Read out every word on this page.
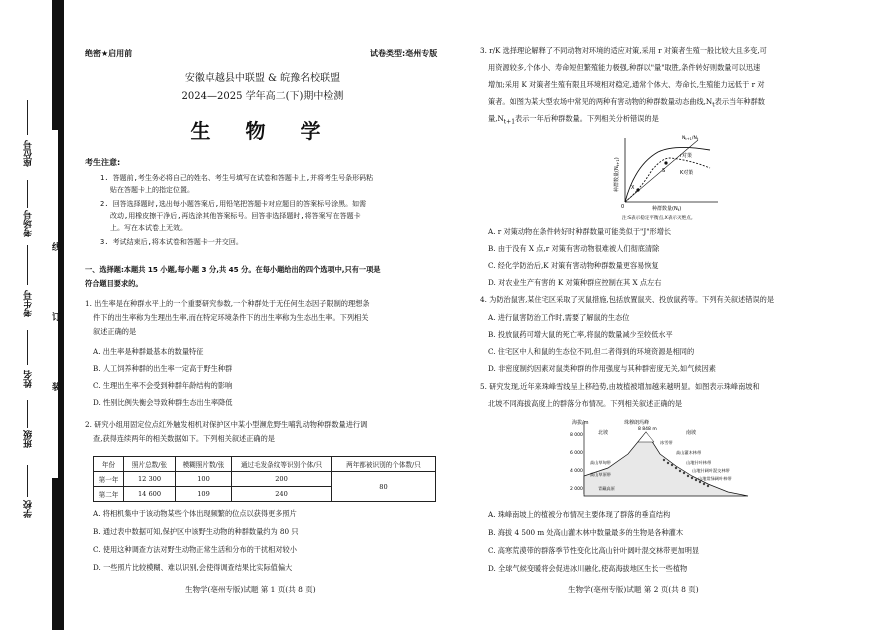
座位号
考场号
考生号
姓名
班级
学校
线
订
装
绝密★启用前	试卷类型:亳州专版
安徽卓越县中联盟 & 皖豫名校联盟
2024—2025 学年高二(下)期中检测
生 物 学
考生注意:
1. 答题前,考生务必将自己的姓名、考生号填写在试卷和答题卡上,并将考生号条形码粘
贴在答题卡上的指定位置。
2. 回答选择题时,选出每小题答案后,用铅笔把答题卡对应题目的答案标号涂黑。如需
改动,用橡皮擦干净后,再选涂其他答案标号。回答非选择题时,将答案写在答题卡
上。写在本试卷上无效。
3. 考试结束后,将本试卷和答题卡一并交回。
一、选择题:本题共 15 小题,每小题 3 分,共 45 分。在每小题给出的四个选项中,只有一项是
符合题目要求的。
1. 出生率是在种群水平上的一个重要研究参数,一个种群处于无任何生态因子限制的理想条
件下的出生率称为生理出生率,而在特定环境条件下的出生率称为生态出生率。下列相关
叙述正确的是
A. 出生率是种群最基本的数量特征
B. 人工饲养种群的出生率一定高于野生种群
C. 生理出生率不会受到种群年龄结构的影响
D. 性别比例失衡会导致种群生态出生率降低
2. 研究小组用固定位点红外触发相机对保护区中某小型濒危野生哺乳动物种群数量进行调
查,获得连续两年的相关数据如下。下列相关叙述正确的是
年份	照片总数/张	模糊照片数/张	通过毛发条纹等识别个体/只	两年都被识别的个体数/只
第一年	12 300	100	200	80
第二年	14 600	109	240	
A. 将相机集中于该动物某些个体出现频繁的位点以获得更多照片
B. 通过表中数据可知,保护区中该野生动物的种群数量约为 80 只
C. 使用这种调查方法对野生动物正常生活和分布的干扰相对较小
D. 一些照片比较模糊、难以识别,会使得调查结果比实际值偏大
生物学(亳州专版)试题 第 1 页(共 8 页)
3. r/K 选择理论解释了不同动物对环境的适应对策,采用 r 对策者生殖一般比较大且多变,可
用资源较多,个体小、寿命短但繁殖能力极强,种群以"量"取胜,条件转好则数量可以迅速
增加;采用 K 对策者生殖有限且环境相对稳定,通常个体大、寿命长,生殖能力远低于 r 对
策者。如图为某大型农场中常见的两种有害动物的种群数量动态曲线$,N_t$表示当年种群数
量$,N_{t+1}$表示一年后种群数量。下列相关分析错误的是
X
S
$N_{t+1}/N_t$
r对策
K对策
0	种群数量$(N_t)$
种群数量$(N_{t+1})$
注:S表示稳定平衡点,X表示灭绝点。
A. r 对策动物在条件转好时种群数量可能类似于"J"形增长
B. 由于没有 X 点,r 对策有害动物很难被人们彻底清除
C. 经化学防治后,K 对策有害动物种群数量更容易恢复
D. 对农业生产有害的 K 对策种群应控制在其 X 点左右
4. 为防治鼠害,某住宅区采取了灭鼠措施,包括放置鼠夹、投放鼠药等。下列有关叙述错误的是
A. 进行鼠害防治工作时,需要了解鼠的生态位
B. 投放鼠药可增大鼠的死亡率,将鼠的数量减少至较低水平
C. 住宅区中人和鼠的生态位不同,但二者得到的环境资源是相同的
D. 非密度制约因素对鼠类种群的作用强度与其种群密度无关,如气候因素
5. 研究发现,近年来珠峰雪线呈上移趋势,由坡植被增加越来越明显。如图表示珠峰南坡和
北坡不同海拔高度上的群落分布情况。下列相关叙述正确的是
海拔/m
8 000
6 000
4 000
2 000
北坡
珠穆朗玛峰
8 848 m
南坡
冰雪带
高山草甸带
高山灌木林带
高山草原带
山地针叶林带
山地针阔叶混交林带
山地常绿阔叶林带
青藏高原
A. 珠峰南坡上的植被分布情况主要体现了群落的垂直结构
B. 海拔 4 500 m 处高山灌木林中数量最多的生物是各种灌木
C. 高寒荒漠带的群落季节性变化比高山针叶阔叶混交林带更加明显
D. 全球气候变暖将会促进冰川融化,使高海拔地区生长一些植物
生物学(亳州专版)试题 第 2 页(共 8 页)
:::::
Copy out the data above exactly, except the pictures.

RESPONSE:
Read out every word on this page.
座位号
考场号
考生号
姓名
班级
学校
线
订
装
绝密★启用前	试卷类型:亳州专版
安徽卓越县中联盟 & 皖豫名校联盟
2024—2025 学年高二(下)期中检测
生 物 学
考生注意:
1. 答题前,考生务必将自己的姓名、考生号填写在试卷和答题卡上,并将考生号条形码粘
贴在答题卡上的指定位置。
2. 回答选择题时,选出每小题答案后,用铅笔把答题卡对应题目的答案标号涂黑。如需
改动,用橡皮擦干净后,再选涂其他答案标号。回答非选择题时,将答案写在答题卡
上。写在本试卷上无效。
3. 考试结束后,将本试卷和答题卡一并交回。
一、选择题:本题共 15 小题,每小题 3 分,共 45 分。在每小题给出的四个选项中,只有一项是
符合题目要求的。
1. 出生率是在种群水平上的一个重要研究参数,一个种群处于无任何生态因子限制的理想条
件下的出生率称为生理出生率,而在特定环境条件下的出生率称为生态出生率。下列相关
叙述正确的是
A. 出生率是种群最基本的数量特征
B. 人工饲养种群的出生率一定高于野生种群
C. 生理出生率不会受到种群年龄结构的影响
D. 性别比例失衡会导致种群生态出生率降低
2. 研究小组用固定位点红外触发相机对保护区中某小型濒危野生哺乳动物种群数量进行调
查,获得连续两年的相关数据如下。下列相关叙述正确的是
年份	照片总数/张	模糊照片数/张	通过毛发条纹等识别个体/只	两年都被识别的个体数/只
第一年	12 300	100	200	80
第二年	14 600	109	240	
A. 将相机集中于该动物某些个体出现频繁的位点以获得更多照片
B. 通过表中数据可知,保护区中该野生动物的种群数量约为 80 只
C. 使用这种调查方法对野生动物正常生活和分布的干扰相对较小
D. 一些照片比较模糊、难以识别,会使得调查结果比实际值偏大
生物学(亳州专版)试题 第 1 页(共 8 页)
3. r/K 选择理论解释了不同动物对环境的适应对策,采用 r 对策者生殖一般比较大且多变,可
用资源较多,个体小、寿命短但繁殖能力极强,种群以"量"取胜,条件转好则数量可以迅速
增加;采用 K 对策者生殖有限且环境相对稳定,通常个体大、寿命长,生殖能力远低于 r 对
策者。如图为某大型农场中常见的两种有害动物的种群数量动态曲线$,N_t$表示当年种群数
量$,N_{t+1}$表示一年后种群数量。下列相关分析错误的是
X
S
$N_{t+1}/N_t$
r对策
K对策
0	种群数量$(N_t)$
种群数量$(N_{t+1})$
注:S表示稳定平衡点,X表示灭绝点。
A. r 对策动物在条件转好时种群数量可能类似于"J"形增长
B. 由于没有 X 点,r 对策有害动物很难被人们彻底清除
C. 经化学防治后,K 对策有害动物种群数量更容易恢复
D. 对农业生产有害的 K 对策种群应控制在其 X 点左右
4. 为防治鼠害,某住宅区采取了灭鼠措施,包括放置鼠夹、投放鼠药等。下列有关叙述错误的是
A. 进行鼠害防治工作时,需要了解鼠的生态位
B. 投放鼠药可增大鼠的死亡率,将鼠的数量减少至较低水平
C. 住宅区中人和鼠的生态位不同,但二者得到的环境资源是相同的
D. 非密度制约因素对鼠类种群的作用强度与其种群密度无关,如气候因素
5. 研究发现,近年来珠峰雪线呈上移趋势,由坡植被增加越来越明显。如图表示珠峰南坡和
北坡不同海拔高度上的群落分布情况。下列相关叙述正确的是
海拔/m
8 000
6 000
4 000
2 000
北坡
珠穆朗玛峰
8 848 m
南坡
冰雪带
高山草甸带
高山灌木林带
高山草原带
山地针叶林带
山地针阔叶混交林带
山地常绿阔叶林带
青藏高原
A. 珠峰南坡上的植被分布情况主要体现了群落的垂直结构
B. 海拔 4 500 m 处高山灌木林中数量最多的生物是各种灌木
C. 高寒荒漠带的群落季节性变化比高山针叶阔叶混交林带更加明显
D. 全球气候变暖将会促进冰川融化,使高海拔地区生长一些植物
生物学(亳州专版)试题 第 2 页(共 8 页)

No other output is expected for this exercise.